--- Start ---
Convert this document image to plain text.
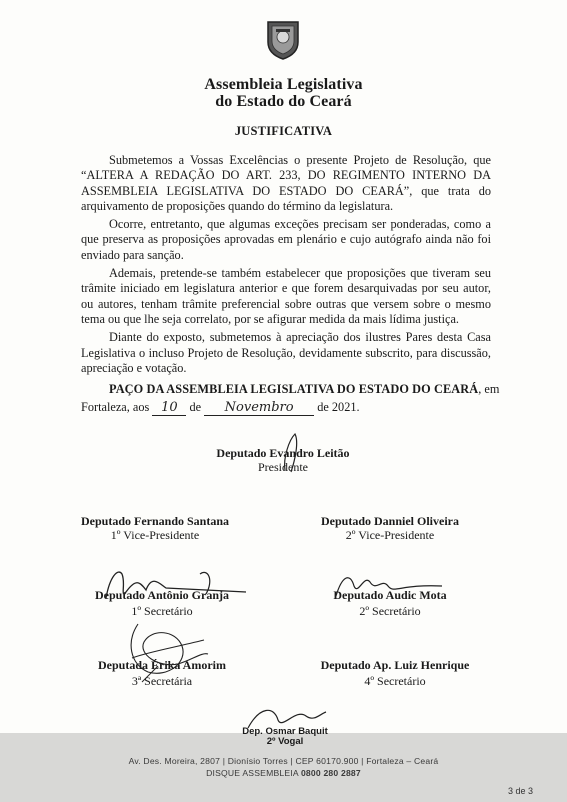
Assembleia Legislativa
do Estado do Ceará
JUSTIFICATIVA

Submetemos a Vossas Excelências o presente Projeto de Resolução, que “ALTERA A REDAÇÃO DO ART. 233, DO REGIMENTO INTERNO DA ASSEMBLEIA LEGISLATIVA DO ESTADO DO CEARÁ”, que trata do arquivamento de proposições quando do término da legislatura.

Ocorre, entretanto, que algumas exceções precisam ser ponderadas, como a que preserva as proposições aprovadas em plenário e cujo autógrafo ainda não foi enviado para sanção.

Ademais, pretende-se também estabelecer que proposições que tiveram seu trâmite iniciado em legislatura anterior e que forem desarquivadas por seu autor, ou autores, tenham trâmite preferencial sobre outras que versem sobre o mesmo tema ou que lhe seja correlato, por se afigurar medida da mais lídima justiça.

Diante do exposto, submetemos à apreciação dos ilustres Pares desta Casa Legislativa o incluso Projeto de Resolução, devidamente subscrito, para discussão, apreciação e votação.

PAÇO DA ASSEMBLEIA LEGISLATIVA DO ESTADO DO CEARÁ, em
Fortaleza, aos 10 de Novembro de 2021.
Deputado Evandro Leitão
Presidente
Deputado Fernando Santana
1º Vice-Presidente
Deputado Danniel Oliveira
2º Vice-Presidente
Deputado Antônio Granja
1º Secretário
Deputado Audic Mota
2º Secretário
Deputada Érika Amorim
3ª Secretária
Deputado Ap. Luiz Henrique
4º Secretário
Dep. Osmar Baquit
2º Vogal
Av. Des. Moreira, 2807 | Dionísio Torres | CEP 60170.900 | Fortaleza – Ceará
DISQUE ASSEMBLEIA 0800 280 2887
3 de 3
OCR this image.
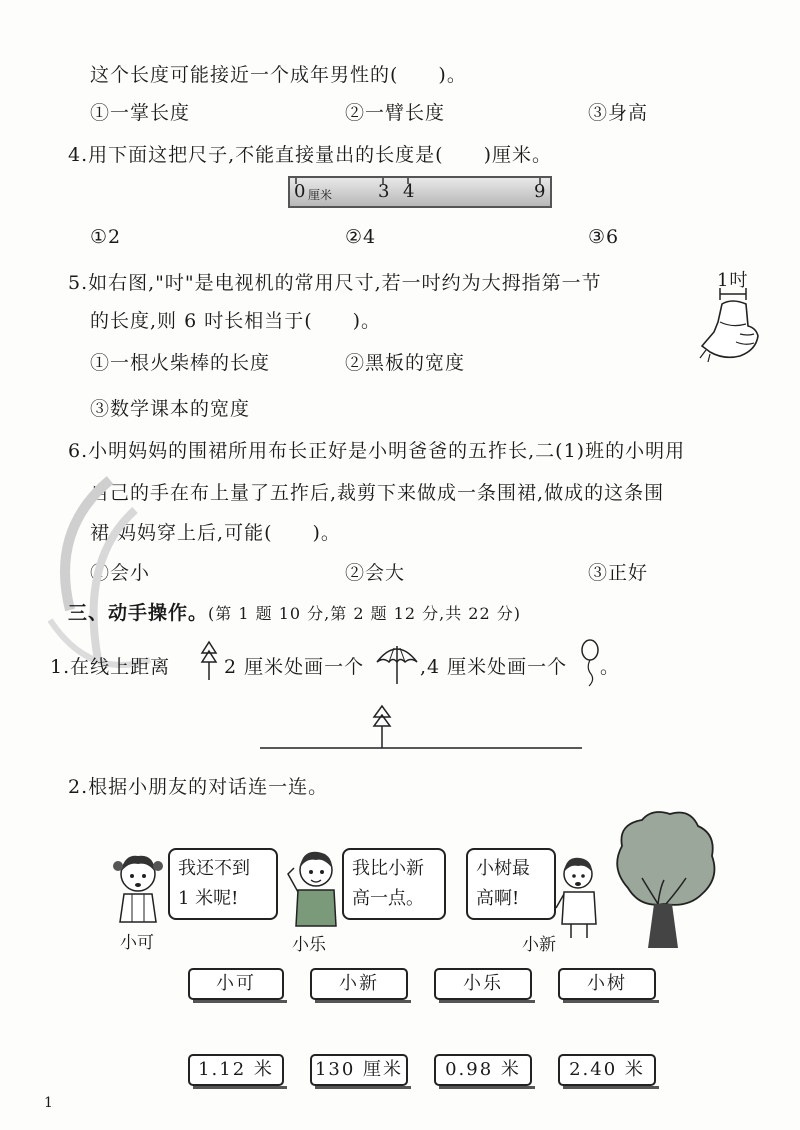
这个长度可能接近一个成年男性的(　　)。
①一掌长度	②一臂长度	③身高
4.用下面这把尺子,不能直接量出的长度是(　　)厘米。
0 厘米	3 4	9
①2	②4	③6
5.如右图,"吋"是电视机的常用尺寸,若一吋约为大拇指第一节
的长度,则 6 吋长相当于(　　)。
①一根火柴棒的长度	②黑板的宽度
③数学课本的宽度
1吋
6.小明妈妈的围裙所用布长正好是小明爸爸的五拃长,二(1)班的小明用
自己的手在布上量了五拃后,裁剪下来做成一条围裙,做成的这条围
裙,妈妈穿上后,可能(　　)。
①会小	②会大	③正好
三、动手操作。(第 1 题 10 分,第 2 题 12 分,共 22 分)
1.在线上距离	2 厘米处画一个	,4 厘米处画一个 。
2.根据小朋友的对话连一连。
我还不到
1 米呢!
小可
我比小新
高一点。
小乐
小树最
高啊!
小新
小可	小新	小乐	小树
1.12 米	130 厘米	0.98 米	2.40 米
1
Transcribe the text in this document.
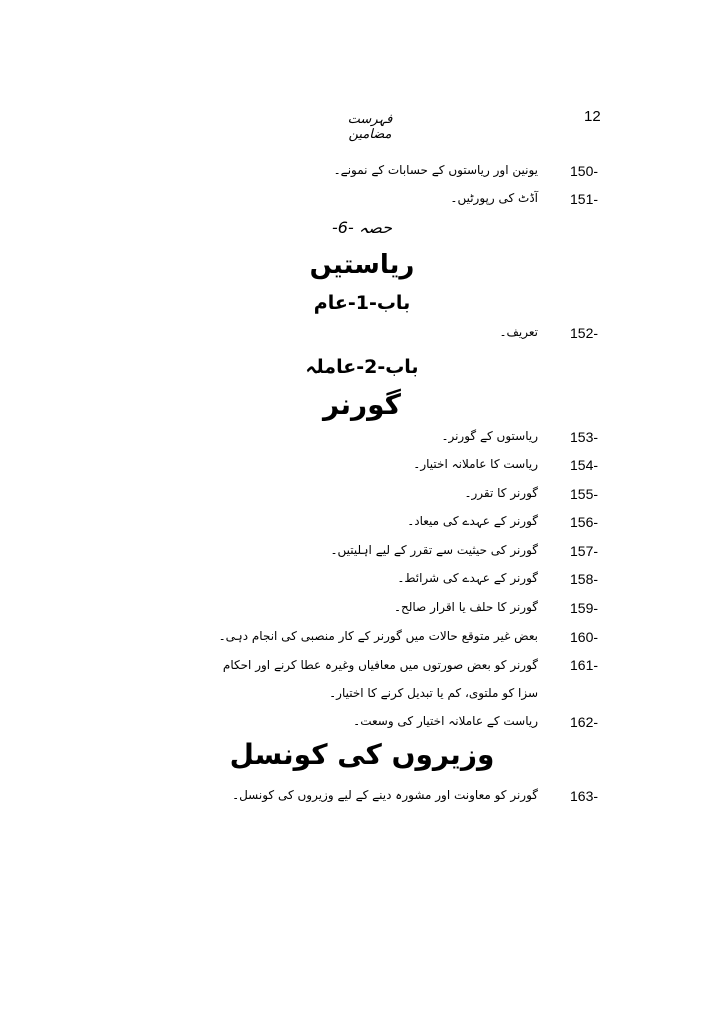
12
فہرست مضامین
150-
یونین اور ریاستوں کے حسابات کے نمونے۔
151-
آڈٹ کی رپورٹیں۔
حصہ -6-
ریاستیں
باب-1-عام
152-
تعریف۔
باب-2-عاملہ
گورنر
153-
ریاستوں کے گورنر۔
154-
ریاست کا عاملانہ اختیار۔
155-
گورنر کا تقرر۔
156-
گورنر کے عہدے کی میعاد۔
157-
گورنر کی حیثیت سے تقرر کے لیے اہلیتیں۔
158-
گورنر کے عہدے کی شرائط۔
159-
گورنر کا حلف یا اقرار صالح۔
160-
بعض غیر متوقع حالات میں گورنر کے کار منصبی کی انجام دہی۔
161-
گورنر کو بعض صورتوں میں معافیاں وغیرہ عطا کرنے اور احکام سزا کو ملتوی، کم یا تبدیل کرنے کا اختیار۔
162-
ریاست کے عاملانہ اختیار کی وسعت۔
وزیروں کی کونسل
163-
گورنر کو معاونت اور مشورہ دینے کے لیے وزیروں کی کونسل۔
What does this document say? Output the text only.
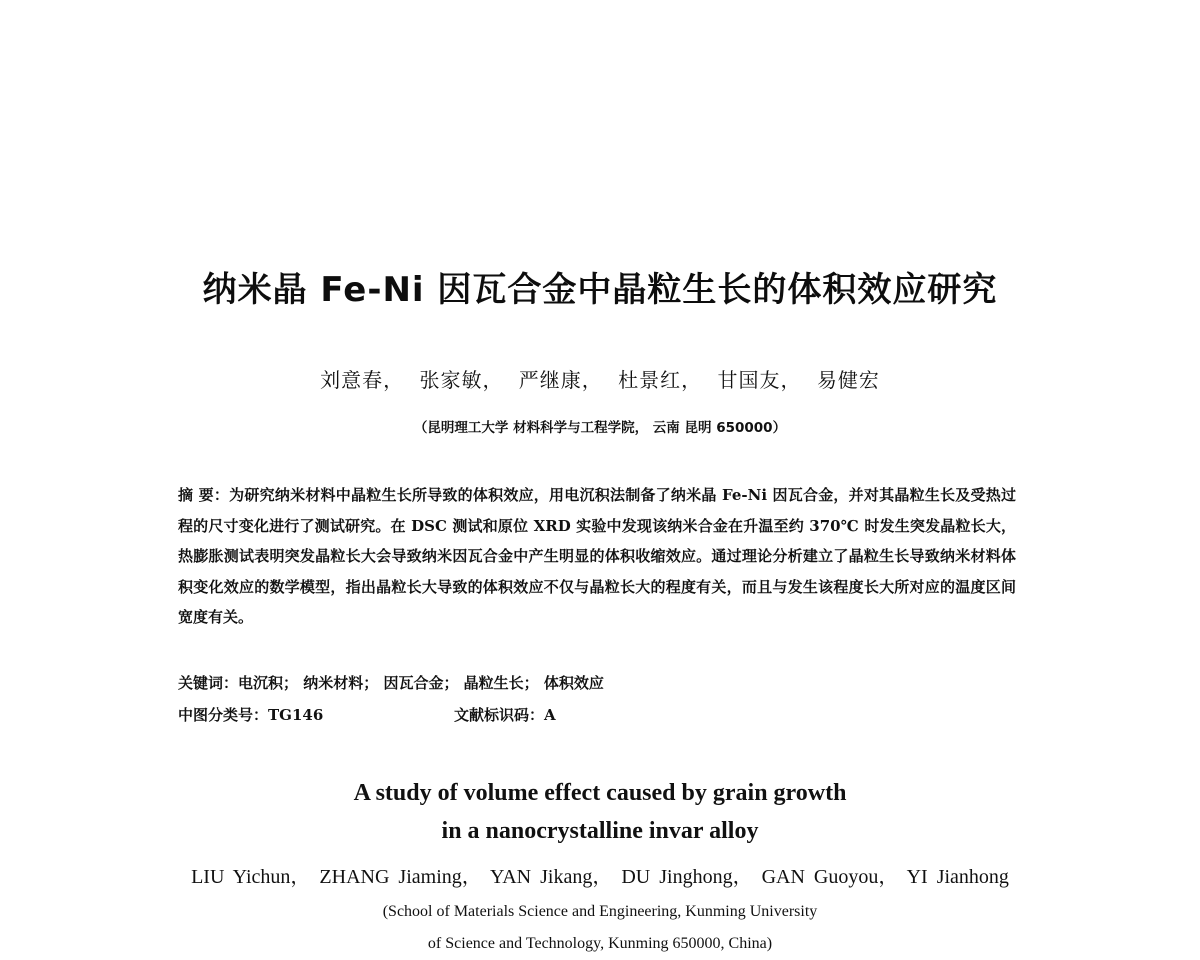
纳米晶 Fe-Ni 因瓦合金中晶粒生长的体积效应研究
刘意春， 张家敏， 严继康， 杜景红， 甘国友， 易健宏
（昆明理工大学 材料科学与工程学院， 云南 昆明 650000）
摘 要：为研究纳米材料中晶粒生长所导致的体积效应，用电沉积法制备了纳米晶 Fe-Ni 因瓦合金，并对其晶粒生长及受热过程的尺寸变化进行了测试研究。在 DSC 测试和原位 XRD 实验中发现该纳米合金在升温至约 370℃ 时发生突发晶粒长大，热膨胀测试表明突发晶粒长大会导致纳米因瓦合金中产生明显的体积收缩效应。通过理论分析建立了晶粒生长导致纳米材料体积变化效应的数学模型，指出晶粒长大导致的体积效应不仅与晶粒长大的程度有关，而且与发生该程度长大所对应的温度区间宽度有关。
关键词：电沉积； 纳米材料； 因瓦合金； 晶粒生长； 体积效应
中图分类号：TG146	文献标识码：A
A study of volume effect caused by grain growth
in a nanocrystalline invar alloy
LIU Yichun， ZHANG Jiaming， YAN Jikang， DU Jinghong， GAN Guoyou， YI Jianhong
(School of Materials Science and Engineering, Kunming University
of Science and Technology, Kunming 650000, China)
--- End ---
**OBJECTIVE**:
Reproduce each line exactly, please, except for any pictures.

**REPLY**:
Convert this document image to plain text.
Assembleia Legislativa
do Estado do Ceará
JUSTIFICATIVA

Submetemos a Vossas Excelências o presente Projeto de Resolução, que “ALTERA A REDAÇÃO DO ART. 233, DO REGIMENTO INTERNO DA ASSEMBLEIA LEGISLATIVA DO ESTADO DO CEARÁ”, que trata do arquivamento de proposições quando do término da legislatura.

Ocorre, entretanto, que algumas exceções precisam ser ponderadas, como a que preserva as proposições aprovadas em plenário e cujo autógrafo ainda não foi enviado para sanção.

Ademais, pretende-se também estabelecer que proposições que tiveram seu trâmite iniciado em legislatura anterior e que forem desarquivadas por seu autor, ou autores, tenham trâmite preferencial sobre outras que versem sobre o mesmo tema ou que lhe seja correlato, por se afigurar medida da mais lídima justiça.

Diante do exposto, submetemos à apreciação dos ilustres Pares desta Casa Legislativa o incluso Projeto de Resolução, devidamente subscrito, para discussão, apreciação e votação.

PAÇO DA ASSEMBLEIA LEGISLATIVA DO ESTADO DO CEARÁ, em
Fortaleza, aos 10 de Novembro de 2021.
Deputado Evandro Leitão
Presidente
Deputado Fernando Santana
1º Vice-Presidente
Deputado Danniel Oliveira
2º Vice-Presidente
Deputado Antônio Granja
1º Secretário
Deputado Audic Mota
2º Secretário
Deputada Érika Amorim
3ª Secretária
Deputado Ap. Luiz Henrique
4º Secretário
Dep. Osmar Baquit
2º Vogal
Av. Des. Moreira, 2807 | Dionísio Torres | CEP 60170.900 | Fortaleza – Ceará
DISQUE ASSEMBLEIA 0800 280 2887
3 de 3
OCR this image.
这个长度可能接近一个成年男性的(　　)。
①一掌长度	②一臂长度	③身高
4.用下面这把尺子,不能直接量出的长度是(　　)厘米。
0 厘米	3 4	9
①2	②4	③6
5.如右图,"吋"是电视机的常用尺寸,若一吋约为大拇指第一节
的长度,则 6 吋长相当于(　　)。
①一根火柴棒的长度	②黑板的宽度
③数学课本的宽度
1吋
6.小明妈妈的围裙所用布长正好是小明爸爸的五拃长,二(1)班的小明用
自己的手在布上量了五拃后,裁剪下来做成一条围裙,做成的这条围
裙,妈妈穿上后,可能(　　)。
①会小	②会大	③正好
三、动手操作。(第 1 题 10 分,第 2 题 12 分,共 22 分)
1.在线上距离	2 厘米处画一个	,4 厘米处画一个 。
2.根据小朋友的对话连一连。
我还不到
1 米呢!
小可
我比小新
高一点。
小乐
小树最
高啊!
小新
小可	小新	小乐	小树
1.12 米	130 厘米	0.98 米	2.40 米
1
Transcribe the text in this document.
12
فہرست مضامین
150-
یونین اور ریاستوں کے حسابات کے نمونے۔
151-
آڈٹ کی رپورٹیں۔
حصہ -6-
ریاستیں
باب-1-عام
152-
تعریف۔
باب-2-عاملہ
گورنر
153-
ریاستوں کے گورنر۔
154-
ریاست کا عاملانہ اختیار۔
155-
گورنر کا تقرر۔
156-
گورنر کے عہدے کی میعاد۔
157-
گورنر کی حیثیت سے تقرر کے لیے اہلیتیں۔
158-
گورنر کے عہدے کی شرائط۔
159-
گورنر کا حلف یا اقرار صالح۔
160-
بعض غیر متوقع حالات میں گورنر کے کار منصبی کی انجام دہی۔
161-
گورنر کو بعض صورتوں میں معافیاں وغیرہ عطا کرنے اور احکام سزا کو ملتوی، کم یا تبدیل کرنے کا اختیار۔
162-
ریاست کے عاملانہ اختیار کی وسعت۔
وزیروں کی کونسل
163-
گورنر کو معاونت اور مشورہ دینے کے لیے وزیروں کی کونسل۔
What does this document say? Output the text only.
纳米晶 Fe-Ni 因瓦合金中晶粒生长的体积效应研究
刘意春， 张家敏， 严继康， 杜景红， 甘国友， 易健宏
（昆明理工大学 材料科学与工程学院， 云南 昆明 650000）
摘 要：为研究纳米材料中晶粒生长所导致的体积效应，用电沉积法制备了纳米晶 Fe-Ni 因瓦合金，并对其晶粒生长及受热过程的尺寸变化进行了测试研究。在 DSC 测试和原位 XRD 实验中发现该纳米合金在升温至约 370℃ 时发生突发晶粒长大，热膨胀测试表明突发晶粒长大会导致纳米因瓦合金中产生明显的体积收缩效应。通过理论分析建立了晶粒生长导致纳米材料体积变化效应的数学模型，指出晶粒长大导致的体积效应不仅与晶粒长大的程度有关，而且与发生该程度长大所对应的温度区间宽度有关。
关键词：电沉积； 纳米材料； 因瓦合金； 晶粒生长； 体积效应
中图分类号：TG146	文献标识码：A
A study of volume effect caused by grain growth
in a nanocrystalline invar alloy
LIU Yichun， ZHANG Jiaming， YAN Jikang， DU Jinghong， GAN Guoyou， YI Jianhong
(School of Materials Science and Engineering, Kunming University
of Science and Technology, Kunming 650000, China)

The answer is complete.